▸ **Supplied material**:
☆ ☆ ☆ ☆ ☆ ☆ ☆
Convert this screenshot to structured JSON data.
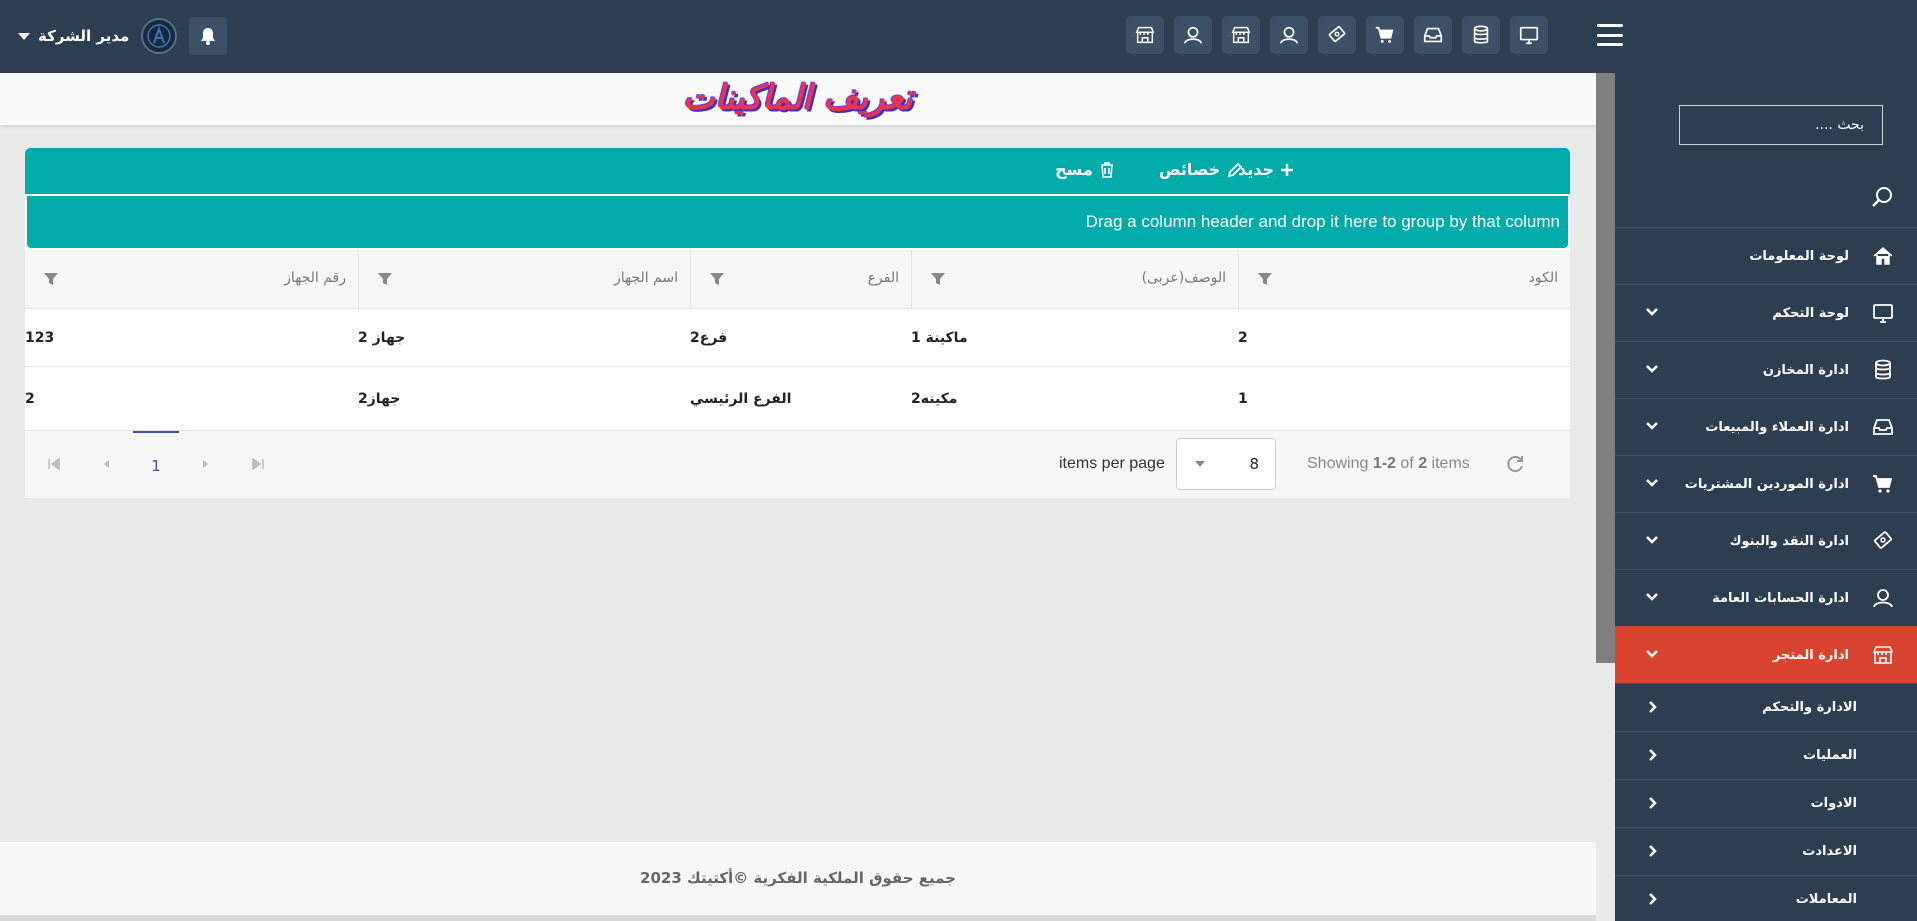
{
  "header": {
    "user_name": "مدير الشركة",
    "top_icons": [
      "store-icon",
      "user-icon",
      "store-icon",
      "user-icon",
      "money-icon",
      "cart-icon",
      "inbox-icon",
      "database-icon",
      "monitor-icon"
    ]
  },
  "page": {
    "title": "تعريف الماكينات"
  },
  "sidebar": {
    "search_placeholder": "بحث ....",
    "menu": [
      {
        "label": "لوحة المعلومات",
        "icon": "home-icon",
        "has_chevron": false
      },
      {
        "label": "لوحة التحكم",
        "icon": "monitor-icon",
        "has_chevron": true
      },
      {
        "label": "ادارة المخازن",
        "icon": "database-icon",
        "has_chevron": true
      },
      {
        "label": "ادارة العملاء والمبيعات",
        "icon": "inbox-icon",
        "has_chevron": true
      },
      {
        "label": "ادارة الموردين المشتريات",
        "icon": "cart-icon",
        "has_chevron": true
      },
      {
        "label": "ادارة النقد والبنوك",
        "icon": "money-icon",
        "has_chevron": true
      },
      {
        "label": "ادارة الحسابات العامة",
        "icon": "user-icon",
        "has_chevron": true
      },
      {
        "label": "ادارة المتجر",
        "icon": "store-icon",
        "has_chevron": true,
        "active": true
      }
    ],
    "submenu": [
      {
        "label": "الادارة والتحكم"
      },
      {
        "label": "العمليات"
      },
      {
        "label": "الادوات"
      },
      {
        "label": "الاعدادت"
      },
      {
        "label": "المعاملات"
      }
    ]
  },
  "toolbar": {
    "new_label": "جديد",
    "edit_label": "خصائص",
    "delete_label": "مسح"
  },
  "grid": {
    "group_panel_text": "Drag a column header and drop it here to group by that column",
    "columns": [
      "الكود",
      "الوصف(عربى)",
      "الفرع",
      "اسم الجهاز",
      "رقم الجهاز"
    ],
    "rows": [
      [
        "2",
        "ماكينة 1",
        "فرع2",
        "جهاز 2",
        "123"
      ],
      [
        "1",
        "مكينه2",
        "الفرع الرئيسي",
        "جهاز2",
        "2"
      ]
    ]
  },
  "pager": {
    "current_page": "1",
    "page_size": "8",
    "items_per_page_label": "items per page",
    "info_prefix": "Showing ",
    "info_range": "1-2",
    "info_mid": " of ",
    "info_total": "2",
    "info_suffix": " items"
  },
  "footer": {
    "text": "جميع حقوق الملكية الفكرية ©أكتيتك 2023"
  },
  "colors": {
    "topbar": "#2c3e50",
    "accent": "#00aca9",
    "active_menu": "#d84430",
    "pager_active": "#3f51b5"
  }
}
☆ ☆ ☆ ☆ ☆ ☆ ☆
Locate the string "لوحة" in the listing above and copy every line where it occurs.

        "label": "لوحة المعلومات",
        "label": "لوحة التحكم",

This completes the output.